- **Exercise details**
Find each line with "JSON" and copy it.
+++ Dataset excerpts +++
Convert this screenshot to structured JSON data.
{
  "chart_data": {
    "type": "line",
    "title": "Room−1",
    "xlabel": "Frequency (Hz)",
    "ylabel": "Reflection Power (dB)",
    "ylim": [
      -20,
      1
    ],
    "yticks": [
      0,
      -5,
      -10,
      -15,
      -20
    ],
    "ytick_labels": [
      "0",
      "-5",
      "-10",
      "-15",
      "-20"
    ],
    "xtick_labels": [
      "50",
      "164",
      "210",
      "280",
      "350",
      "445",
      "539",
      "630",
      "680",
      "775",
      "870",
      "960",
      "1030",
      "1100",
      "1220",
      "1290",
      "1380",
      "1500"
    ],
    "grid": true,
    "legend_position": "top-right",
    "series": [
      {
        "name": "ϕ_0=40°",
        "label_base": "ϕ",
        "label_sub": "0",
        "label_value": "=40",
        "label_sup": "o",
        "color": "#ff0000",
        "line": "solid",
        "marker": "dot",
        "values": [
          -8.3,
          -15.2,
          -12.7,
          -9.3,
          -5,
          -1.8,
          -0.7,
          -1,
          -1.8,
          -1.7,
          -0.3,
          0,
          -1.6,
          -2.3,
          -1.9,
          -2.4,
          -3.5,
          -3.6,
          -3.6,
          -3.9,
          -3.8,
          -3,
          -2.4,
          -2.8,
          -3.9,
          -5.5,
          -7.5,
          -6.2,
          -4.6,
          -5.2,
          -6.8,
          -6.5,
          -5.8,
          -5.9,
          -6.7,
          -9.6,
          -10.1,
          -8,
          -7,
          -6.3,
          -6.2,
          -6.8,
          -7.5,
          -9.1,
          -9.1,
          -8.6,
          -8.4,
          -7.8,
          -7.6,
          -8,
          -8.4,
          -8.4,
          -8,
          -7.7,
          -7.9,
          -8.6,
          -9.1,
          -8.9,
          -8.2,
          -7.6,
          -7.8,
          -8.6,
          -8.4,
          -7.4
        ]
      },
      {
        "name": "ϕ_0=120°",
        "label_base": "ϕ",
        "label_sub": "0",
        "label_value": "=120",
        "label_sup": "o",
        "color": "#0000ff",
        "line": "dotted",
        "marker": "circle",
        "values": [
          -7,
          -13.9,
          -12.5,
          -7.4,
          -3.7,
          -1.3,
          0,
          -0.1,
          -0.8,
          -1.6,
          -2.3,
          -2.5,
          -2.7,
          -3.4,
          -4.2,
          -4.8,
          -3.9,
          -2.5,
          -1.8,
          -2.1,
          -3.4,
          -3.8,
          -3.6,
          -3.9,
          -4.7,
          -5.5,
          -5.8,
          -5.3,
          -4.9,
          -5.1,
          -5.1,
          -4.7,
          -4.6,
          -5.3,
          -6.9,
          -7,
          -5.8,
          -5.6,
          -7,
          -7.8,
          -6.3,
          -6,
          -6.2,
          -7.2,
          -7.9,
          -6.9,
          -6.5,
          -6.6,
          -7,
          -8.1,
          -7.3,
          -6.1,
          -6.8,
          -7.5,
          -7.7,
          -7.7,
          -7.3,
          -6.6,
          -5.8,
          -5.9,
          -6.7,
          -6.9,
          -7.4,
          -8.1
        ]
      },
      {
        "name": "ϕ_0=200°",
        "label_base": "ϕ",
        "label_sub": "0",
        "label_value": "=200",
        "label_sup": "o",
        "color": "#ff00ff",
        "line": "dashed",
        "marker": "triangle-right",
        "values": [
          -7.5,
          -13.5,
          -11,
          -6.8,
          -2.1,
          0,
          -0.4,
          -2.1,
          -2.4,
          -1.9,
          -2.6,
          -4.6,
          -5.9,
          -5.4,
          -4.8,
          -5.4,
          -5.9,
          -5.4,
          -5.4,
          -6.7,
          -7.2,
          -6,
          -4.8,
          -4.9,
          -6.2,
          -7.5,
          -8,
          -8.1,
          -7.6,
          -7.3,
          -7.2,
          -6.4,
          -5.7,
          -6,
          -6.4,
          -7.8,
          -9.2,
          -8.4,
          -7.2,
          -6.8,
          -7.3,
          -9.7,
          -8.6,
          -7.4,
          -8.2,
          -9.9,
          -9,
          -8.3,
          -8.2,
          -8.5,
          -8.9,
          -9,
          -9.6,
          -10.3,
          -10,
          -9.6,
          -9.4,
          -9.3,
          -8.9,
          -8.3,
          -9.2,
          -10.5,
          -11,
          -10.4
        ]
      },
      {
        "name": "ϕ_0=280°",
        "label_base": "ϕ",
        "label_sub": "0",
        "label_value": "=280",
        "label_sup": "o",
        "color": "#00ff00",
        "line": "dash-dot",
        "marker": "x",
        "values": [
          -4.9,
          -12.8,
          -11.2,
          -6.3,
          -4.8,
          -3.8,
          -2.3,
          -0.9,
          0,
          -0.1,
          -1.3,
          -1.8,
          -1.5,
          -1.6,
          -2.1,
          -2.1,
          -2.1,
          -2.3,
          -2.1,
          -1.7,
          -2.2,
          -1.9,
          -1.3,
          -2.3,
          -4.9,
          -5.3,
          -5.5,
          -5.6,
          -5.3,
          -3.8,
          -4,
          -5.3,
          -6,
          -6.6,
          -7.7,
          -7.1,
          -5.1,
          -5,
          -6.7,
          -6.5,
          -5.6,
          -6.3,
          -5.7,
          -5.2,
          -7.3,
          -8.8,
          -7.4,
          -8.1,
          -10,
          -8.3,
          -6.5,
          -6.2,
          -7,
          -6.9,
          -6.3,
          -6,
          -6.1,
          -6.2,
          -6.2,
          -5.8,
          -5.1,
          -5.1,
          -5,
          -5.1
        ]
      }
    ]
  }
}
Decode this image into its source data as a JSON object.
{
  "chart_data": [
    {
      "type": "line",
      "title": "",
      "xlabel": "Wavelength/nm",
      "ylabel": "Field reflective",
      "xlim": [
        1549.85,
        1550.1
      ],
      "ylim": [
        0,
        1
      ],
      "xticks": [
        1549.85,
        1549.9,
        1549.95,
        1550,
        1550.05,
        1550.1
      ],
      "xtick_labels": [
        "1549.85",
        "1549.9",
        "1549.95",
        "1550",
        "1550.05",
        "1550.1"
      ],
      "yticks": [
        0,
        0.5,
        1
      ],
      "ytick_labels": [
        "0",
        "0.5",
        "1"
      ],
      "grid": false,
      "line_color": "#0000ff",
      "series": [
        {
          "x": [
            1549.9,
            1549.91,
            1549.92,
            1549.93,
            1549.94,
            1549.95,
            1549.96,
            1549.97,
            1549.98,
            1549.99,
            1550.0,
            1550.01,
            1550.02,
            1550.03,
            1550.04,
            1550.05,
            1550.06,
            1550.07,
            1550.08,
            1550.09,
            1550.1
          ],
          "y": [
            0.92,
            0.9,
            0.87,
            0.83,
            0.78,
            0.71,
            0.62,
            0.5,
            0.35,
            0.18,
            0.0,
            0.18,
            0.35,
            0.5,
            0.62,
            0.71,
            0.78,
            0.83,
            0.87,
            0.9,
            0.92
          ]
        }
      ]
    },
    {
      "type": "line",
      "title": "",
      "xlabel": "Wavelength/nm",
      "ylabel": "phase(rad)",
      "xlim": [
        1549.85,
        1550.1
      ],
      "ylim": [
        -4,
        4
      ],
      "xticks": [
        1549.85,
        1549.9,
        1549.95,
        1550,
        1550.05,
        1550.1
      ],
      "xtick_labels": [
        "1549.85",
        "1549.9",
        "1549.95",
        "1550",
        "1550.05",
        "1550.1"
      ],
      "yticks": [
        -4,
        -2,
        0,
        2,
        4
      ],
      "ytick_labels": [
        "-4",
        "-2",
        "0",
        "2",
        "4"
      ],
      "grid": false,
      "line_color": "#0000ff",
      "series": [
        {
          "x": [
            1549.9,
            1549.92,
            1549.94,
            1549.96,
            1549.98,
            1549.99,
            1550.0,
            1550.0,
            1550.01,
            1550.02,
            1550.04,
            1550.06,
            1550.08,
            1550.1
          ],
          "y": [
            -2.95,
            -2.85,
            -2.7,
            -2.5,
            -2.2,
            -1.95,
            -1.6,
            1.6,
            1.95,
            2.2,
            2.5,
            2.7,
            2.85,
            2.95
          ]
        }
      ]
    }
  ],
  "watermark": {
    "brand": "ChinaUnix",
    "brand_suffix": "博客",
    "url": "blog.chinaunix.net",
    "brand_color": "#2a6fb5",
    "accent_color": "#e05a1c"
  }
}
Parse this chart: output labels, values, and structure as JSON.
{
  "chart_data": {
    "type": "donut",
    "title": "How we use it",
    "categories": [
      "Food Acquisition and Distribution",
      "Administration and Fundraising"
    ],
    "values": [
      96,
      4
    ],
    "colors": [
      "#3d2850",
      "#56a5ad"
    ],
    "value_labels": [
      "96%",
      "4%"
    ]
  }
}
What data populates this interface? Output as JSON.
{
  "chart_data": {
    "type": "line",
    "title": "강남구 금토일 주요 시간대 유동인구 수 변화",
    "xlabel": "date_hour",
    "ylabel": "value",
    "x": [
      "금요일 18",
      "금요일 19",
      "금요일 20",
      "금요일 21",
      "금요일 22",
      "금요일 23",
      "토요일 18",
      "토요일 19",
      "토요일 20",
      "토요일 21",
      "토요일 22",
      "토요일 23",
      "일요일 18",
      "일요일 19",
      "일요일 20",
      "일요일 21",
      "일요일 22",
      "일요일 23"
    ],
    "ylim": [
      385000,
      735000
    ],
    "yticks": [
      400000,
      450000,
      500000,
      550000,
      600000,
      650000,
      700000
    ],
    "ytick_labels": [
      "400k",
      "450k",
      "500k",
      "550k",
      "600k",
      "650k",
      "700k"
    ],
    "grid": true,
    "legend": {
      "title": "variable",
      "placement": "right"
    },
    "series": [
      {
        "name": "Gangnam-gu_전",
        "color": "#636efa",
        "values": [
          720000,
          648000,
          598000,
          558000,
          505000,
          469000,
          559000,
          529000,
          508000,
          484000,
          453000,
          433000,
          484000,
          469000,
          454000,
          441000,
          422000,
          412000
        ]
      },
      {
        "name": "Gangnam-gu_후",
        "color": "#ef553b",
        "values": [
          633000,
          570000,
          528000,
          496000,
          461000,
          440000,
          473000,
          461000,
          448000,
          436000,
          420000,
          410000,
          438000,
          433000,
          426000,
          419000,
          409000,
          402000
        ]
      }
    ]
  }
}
+++
- **Response to this exercise**
Convert this screenshot to structured JSON data.
Decode this image into its source data as a JSON object.
Parse this chart: output labels, values, and structure as JSON.
What data populates this interface? Output as JSON.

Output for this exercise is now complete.